* Given information *

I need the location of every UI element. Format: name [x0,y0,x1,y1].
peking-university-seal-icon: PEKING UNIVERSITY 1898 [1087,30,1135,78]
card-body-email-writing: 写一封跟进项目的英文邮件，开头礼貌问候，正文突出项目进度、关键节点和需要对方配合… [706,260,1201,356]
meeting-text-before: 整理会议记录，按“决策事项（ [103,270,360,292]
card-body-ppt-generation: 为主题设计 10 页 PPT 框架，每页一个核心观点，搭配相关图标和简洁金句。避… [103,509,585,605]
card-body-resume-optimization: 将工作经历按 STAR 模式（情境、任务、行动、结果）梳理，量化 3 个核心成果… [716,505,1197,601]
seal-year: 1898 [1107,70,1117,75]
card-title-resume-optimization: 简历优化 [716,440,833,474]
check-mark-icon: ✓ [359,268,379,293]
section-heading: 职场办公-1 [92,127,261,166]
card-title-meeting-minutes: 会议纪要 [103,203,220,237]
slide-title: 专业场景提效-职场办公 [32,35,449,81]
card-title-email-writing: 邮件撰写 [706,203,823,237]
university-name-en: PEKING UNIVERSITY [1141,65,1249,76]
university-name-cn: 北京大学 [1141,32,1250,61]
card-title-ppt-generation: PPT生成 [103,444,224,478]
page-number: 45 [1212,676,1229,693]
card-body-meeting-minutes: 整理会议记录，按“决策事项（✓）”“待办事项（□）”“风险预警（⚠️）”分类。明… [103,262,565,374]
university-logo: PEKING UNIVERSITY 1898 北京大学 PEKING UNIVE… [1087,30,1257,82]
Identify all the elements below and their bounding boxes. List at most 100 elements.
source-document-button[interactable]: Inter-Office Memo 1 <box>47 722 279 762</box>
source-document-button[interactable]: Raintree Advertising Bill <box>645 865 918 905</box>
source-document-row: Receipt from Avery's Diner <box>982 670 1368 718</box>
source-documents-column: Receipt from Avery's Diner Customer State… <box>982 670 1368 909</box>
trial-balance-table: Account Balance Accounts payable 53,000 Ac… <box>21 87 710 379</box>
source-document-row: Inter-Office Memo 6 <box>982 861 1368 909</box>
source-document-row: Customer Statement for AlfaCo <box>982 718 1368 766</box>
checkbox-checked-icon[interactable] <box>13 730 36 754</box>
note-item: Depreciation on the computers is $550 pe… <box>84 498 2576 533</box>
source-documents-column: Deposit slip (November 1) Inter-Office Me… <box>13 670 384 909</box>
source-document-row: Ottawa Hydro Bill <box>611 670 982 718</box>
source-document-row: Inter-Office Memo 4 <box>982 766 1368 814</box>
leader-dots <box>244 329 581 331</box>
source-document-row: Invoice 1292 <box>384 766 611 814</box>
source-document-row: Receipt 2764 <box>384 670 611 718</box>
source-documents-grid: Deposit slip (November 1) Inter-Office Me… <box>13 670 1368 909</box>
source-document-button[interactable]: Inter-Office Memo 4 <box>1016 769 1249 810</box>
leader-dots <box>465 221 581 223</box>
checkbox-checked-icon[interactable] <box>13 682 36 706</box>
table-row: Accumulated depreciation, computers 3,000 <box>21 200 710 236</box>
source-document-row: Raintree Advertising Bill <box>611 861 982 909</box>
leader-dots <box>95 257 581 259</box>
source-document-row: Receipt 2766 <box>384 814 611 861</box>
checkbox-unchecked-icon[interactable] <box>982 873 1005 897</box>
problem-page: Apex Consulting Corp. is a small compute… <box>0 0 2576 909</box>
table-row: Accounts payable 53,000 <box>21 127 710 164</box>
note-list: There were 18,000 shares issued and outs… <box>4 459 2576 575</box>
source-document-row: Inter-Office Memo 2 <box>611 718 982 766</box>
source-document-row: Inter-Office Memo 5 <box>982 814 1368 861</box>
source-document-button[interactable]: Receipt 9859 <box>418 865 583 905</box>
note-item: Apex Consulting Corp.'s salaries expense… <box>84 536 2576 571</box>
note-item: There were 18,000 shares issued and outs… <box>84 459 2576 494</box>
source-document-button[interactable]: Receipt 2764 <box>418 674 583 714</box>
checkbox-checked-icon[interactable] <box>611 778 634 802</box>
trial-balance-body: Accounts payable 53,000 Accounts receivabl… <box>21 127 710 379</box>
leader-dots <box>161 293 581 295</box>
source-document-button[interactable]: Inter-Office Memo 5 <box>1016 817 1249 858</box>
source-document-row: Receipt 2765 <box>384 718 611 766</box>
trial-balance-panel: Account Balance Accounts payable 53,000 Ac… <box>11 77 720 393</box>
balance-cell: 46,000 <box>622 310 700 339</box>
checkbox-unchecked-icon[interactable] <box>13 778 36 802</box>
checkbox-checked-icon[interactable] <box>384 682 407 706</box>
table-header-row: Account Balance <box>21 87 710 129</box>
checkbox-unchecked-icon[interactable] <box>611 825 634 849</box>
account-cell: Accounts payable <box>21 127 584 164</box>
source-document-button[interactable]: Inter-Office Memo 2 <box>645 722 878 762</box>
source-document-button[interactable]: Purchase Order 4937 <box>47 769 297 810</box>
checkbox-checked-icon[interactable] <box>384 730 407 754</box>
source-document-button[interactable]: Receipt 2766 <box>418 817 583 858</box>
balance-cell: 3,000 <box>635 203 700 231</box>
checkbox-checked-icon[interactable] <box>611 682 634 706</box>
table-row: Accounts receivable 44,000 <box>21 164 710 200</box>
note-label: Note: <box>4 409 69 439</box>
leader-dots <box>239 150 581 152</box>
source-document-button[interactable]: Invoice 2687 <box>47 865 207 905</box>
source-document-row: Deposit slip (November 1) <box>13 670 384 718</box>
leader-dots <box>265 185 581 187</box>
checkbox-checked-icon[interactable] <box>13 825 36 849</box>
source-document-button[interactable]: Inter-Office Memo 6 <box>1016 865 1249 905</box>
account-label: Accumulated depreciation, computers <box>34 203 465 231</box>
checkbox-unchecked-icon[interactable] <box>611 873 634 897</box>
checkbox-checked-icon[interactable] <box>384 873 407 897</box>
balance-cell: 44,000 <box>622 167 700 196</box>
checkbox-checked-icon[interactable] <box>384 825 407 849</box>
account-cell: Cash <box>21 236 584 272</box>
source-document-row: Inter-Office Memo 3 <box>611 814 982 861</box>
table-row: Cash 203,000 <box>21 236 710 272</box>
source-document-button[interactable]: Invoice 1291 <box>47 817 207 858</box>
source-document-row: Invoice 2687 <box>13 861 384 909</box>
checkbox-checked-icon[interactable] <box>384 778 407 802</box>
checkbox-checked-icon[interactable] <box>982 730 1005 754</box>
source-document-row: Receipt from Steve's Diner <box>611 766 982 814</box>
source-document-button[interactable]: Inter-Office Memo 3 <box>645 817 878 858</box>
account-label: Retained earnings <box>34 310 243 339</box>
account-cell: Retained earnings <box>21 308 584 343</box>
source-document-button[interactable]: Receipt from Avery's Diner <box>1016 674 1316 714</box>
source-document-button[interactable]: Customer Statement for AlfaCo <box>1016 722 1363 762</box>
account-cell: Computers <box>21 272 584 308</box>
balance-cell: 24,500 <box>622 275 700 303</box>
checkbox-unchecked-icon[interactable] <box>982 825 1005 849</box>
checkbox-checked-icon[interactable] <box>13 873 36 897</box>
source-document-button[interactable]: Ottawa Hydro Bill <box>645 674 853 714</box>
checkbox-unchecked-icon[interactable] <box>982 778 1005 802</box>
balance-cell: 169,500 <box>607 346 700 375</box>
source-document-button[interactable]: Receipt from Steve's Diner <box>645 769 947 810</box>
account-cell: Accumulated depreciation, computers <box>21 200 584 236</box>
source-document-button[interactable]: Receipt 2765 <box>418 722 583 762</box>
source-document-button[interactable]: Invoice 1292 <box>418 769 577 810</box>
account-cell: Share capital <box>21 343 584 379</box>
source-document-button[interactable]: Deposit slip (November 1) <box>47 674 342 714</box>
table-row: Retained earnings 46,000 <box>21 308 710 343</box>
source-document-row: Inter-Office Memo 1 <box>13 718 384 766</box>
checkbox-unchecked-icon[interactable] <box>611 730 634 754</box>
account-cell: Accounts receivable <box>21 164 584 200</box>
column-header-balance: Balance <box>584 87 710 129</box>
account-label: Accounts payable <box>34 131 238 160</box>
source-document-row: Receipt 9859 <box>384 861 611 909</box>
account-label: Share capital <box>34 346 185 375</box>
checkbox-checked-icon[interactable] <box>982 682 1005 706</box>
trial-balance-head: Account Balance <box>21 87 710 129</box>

* Directions for this task *
Return the data above word for word, from its first line through the line containing "card-title-resume-optimization: 简历优化 [716,440,833,474]", with both of those lines included.

* Exercise result *
I need the location of every UI element. Format: name [x0,y0,x1,y1].
peking-university-seal-icon: PEKING UNIVERSITY 1898 [1087,30,1135,78]
card-body-email-writing: 写一封跟进项目的英文邮件，开头礼貌问候，正文突出项目进度、关键节点和需要对方配合… [706,260,1201,356]
meeting-text-before: 整理会议记录，按“决策事项（ [103,270,360,292]
card-body-ppt-generation: 为主题设计 10 页 PPT 框架，每页一个核心观点，搭配相关图标和简洁金句。避… [103,509,585,605]
card-body-resume-optimization: 将工作经历按 STAR 模式（情境、任务、行动、结果）梳理，量化 3 个核心成果… [716,505,1197,601]
seal-year: 1898 [1107,70,1117,75]
card-title-resume-optimization: 简历优化 [716,440,833,474]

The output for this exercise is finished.